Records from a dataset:

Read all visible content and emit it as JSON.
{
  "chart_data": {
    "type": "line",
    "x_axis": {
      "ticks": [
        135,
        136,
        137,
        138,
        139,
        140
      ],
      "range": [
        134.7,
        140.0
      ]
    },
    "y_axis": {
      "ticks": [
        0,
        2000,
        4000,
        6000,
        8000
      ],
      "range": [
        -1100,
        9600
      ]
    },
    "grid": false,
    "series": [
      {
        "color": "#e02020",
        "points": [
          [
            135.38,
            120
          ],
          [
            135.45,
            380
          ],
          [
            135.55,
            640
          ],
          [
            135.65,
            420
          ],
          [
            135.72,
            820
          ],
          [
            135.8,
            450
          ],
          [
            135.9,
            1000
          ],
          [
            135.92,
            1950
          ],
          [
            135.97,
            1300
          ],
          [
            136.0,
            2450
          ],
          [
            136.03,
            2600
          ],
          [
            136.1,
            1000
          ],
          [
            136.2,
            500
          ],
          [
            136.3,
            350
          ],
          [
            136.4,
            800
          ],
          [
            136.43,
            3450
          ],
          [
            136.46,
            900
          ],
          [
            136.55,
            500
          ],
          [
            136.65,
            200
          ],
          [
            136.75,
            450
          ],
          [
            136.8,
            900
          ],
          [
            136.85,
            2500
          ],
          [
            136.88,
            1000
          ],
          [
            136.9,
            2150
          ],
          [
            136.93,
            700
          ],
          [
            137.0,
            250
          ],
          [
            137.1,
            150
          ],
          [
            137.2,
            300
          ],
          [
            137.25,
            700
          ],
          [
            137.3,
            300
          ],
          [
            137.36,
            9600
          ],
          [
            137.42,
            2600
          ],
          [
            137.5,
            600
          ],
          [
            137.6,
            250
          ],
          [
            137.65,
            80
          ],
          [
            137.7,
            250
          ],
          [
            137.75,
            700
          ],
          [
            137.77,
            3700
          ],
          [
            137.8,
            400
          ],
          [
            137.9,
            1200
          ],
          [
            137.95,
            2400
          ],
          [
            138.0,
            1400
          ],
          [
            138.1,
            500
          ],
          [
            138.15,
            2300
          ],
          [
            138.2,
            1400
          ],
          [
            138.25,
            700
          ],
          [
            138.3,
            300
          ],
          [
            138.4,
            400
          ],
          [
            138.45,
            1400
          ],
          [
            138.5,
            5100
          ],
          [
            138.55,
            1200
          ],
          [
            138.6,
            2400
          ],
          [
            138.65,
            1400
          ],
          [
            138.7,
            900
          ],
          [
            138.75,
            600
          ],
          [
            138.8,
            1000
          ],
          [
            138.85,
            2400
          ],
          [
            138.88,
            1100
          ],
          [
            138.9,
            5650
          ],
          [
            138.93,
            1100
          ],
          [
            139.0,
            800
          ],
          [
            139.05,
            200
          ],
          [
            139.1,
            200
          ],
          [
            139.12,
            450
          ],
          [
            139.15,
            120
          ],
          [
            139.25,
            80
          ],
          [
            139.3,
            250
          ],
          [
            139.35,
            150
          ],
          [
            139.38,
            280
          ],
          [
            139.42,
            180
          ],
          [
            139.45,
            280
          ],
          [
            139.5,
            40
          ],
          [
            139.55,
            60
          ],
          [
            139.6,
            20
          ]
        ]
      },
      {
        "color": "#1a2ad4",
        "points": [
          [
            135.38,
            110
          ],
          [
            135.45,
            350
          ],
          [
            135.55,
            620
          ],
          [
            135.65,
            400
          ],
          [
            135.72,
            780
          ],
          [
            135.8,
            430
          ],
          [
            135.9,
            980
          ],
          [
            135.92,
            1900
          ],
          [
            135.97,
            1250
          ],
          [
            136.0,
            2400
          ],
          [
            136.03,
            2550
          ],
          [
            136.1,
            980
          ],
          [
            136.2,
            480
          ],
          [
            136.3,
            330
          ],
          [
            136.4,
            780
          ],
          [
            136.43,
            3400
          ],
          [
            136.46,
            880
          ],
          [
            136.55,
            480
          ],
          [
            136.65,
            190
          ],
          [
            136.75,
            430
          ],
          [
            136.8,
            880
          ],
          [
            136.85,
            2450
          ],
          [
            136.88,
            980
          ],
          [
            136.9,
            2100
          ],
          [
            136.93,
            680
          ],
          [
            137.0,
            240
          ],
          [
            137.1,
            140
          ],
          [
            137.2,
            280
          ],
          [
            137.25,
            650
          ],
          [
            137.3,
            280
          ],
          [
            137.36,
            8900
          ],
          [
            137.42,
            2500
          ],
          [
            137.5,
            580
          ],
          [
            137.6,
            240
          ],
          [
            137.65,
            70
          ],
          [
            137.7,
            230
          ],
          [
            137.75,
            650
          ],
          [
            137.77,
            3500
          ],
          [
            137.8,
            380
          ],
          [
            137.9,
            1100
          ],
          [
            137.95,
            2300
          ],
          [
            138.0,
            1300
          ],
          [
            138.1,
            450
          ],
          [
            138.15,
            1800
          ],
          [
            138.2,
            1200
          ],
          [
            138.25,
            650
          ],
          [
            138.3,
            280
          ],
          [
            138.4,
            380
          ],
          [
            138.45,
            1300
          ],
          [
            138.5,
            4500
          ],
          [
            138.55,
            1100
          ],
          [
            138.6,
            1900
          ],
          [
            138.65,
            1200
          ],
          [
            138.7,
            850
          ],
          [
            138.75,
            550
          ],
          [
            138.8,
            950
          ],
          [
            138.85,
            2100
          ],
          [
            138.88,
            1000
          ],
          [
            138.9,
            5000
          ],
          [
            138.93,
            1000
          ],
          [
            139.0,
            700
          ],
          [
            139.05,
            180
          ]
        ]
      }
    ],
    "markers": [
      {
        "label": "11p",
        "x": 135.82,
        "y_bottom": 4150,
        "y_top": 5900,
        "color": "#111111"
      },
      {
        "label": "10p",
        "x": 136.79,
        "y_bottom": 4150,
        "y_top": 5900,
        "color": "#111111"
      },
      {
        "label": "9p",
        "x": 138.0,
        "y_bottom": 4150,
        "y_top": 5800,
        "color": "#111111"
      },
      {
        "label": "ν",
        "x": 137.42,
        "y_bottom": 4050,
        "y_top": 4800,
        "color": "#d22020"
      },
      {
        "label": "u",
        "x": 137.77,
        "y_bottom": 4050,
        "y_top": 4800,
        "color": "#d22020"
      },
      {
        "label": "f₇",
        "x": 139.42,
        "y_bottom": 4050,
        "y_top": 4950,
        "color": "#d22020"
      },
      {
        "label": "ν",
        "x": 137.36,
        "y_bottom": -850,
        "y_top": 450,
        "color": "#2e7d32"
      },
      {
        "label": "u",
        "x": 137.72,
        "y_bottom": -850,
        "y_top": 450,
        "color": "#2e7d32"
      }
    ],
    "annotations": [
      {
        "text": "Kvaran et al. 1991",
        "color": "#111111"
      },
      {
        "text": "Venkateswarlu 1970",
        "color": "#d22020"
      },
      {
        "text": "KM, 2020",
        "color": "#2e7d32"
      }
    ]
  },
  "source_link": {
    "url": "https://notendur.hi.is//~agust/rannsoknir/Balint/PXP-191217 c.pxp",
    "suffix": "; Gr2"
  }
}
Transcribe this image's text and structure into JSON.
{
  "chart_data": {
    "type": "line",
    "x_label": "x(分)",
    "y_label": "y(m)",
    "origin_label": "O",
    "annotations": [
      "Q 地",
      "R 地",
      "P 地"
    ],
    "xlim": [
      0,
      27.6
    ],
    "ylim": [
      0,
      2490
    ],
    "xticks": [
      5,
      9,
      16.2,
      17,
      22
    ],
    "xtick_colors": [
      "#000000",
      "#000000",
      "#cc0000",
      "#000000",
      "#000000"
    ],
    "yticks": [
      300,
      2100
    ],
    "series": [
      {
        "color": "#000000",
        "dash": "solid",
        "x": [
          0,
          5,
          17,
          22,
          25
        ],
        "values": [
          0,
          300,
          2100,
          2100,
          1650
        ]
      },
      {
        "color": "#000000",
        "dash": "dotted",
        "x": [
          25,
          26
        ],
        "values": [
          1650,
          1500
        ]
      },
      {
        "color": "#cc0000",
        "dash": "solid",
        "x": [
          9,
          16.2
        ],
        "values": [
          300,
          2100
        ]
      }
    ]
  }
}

PROBLEM DETAILS → Give the lines exactly as they stand, from the line with "Transcribe this image's" through the end of the material.

EXERCISE ANSWER →
Transcribe this image's text and structure into JSON.
{
  "chart_data": {
    "type": "line",
    "x_label": "x(分)",
    "y_label": "y(m)",
    "origin_label": "O",
    "annotations": [
      "Q 地",
      "R 地",
      "P 地"
    ],
    "xlim": [
      0,
      27.6
    ],
    "ylim": [
      0,
      2490
    ],
    "xticks": [
      5,
      9,
      16.2,
      17,
      22
    ],
    "xtick_colors": [
      "#000000",
      "#000000",
      "#cc0000",
      "#000000",
      "#000000"
    ],
    "yticks": [
      300,
      2100
    ],
    "series": [
      {
        "color": "#000000",
        "dash": "solid",
        "x": [
          0,
          5,
          17,
          22,
          25
        ],
        "values": [
          0,
          300,
          2100,
          2100,
          1650
        ]
      },
      {
        "color": "#000000",
        "dash": "dotted",
        "x": [
          25,
          26
        ],
        "values": [
          1650,
          1500
        ]
      },
      {
        "color": "#cc0000",
        "dash": "solid",
        "x": [
          9,
          16.2
        ],
        "values": [
          300,
          2100
        ]
      }
    ]
  }
}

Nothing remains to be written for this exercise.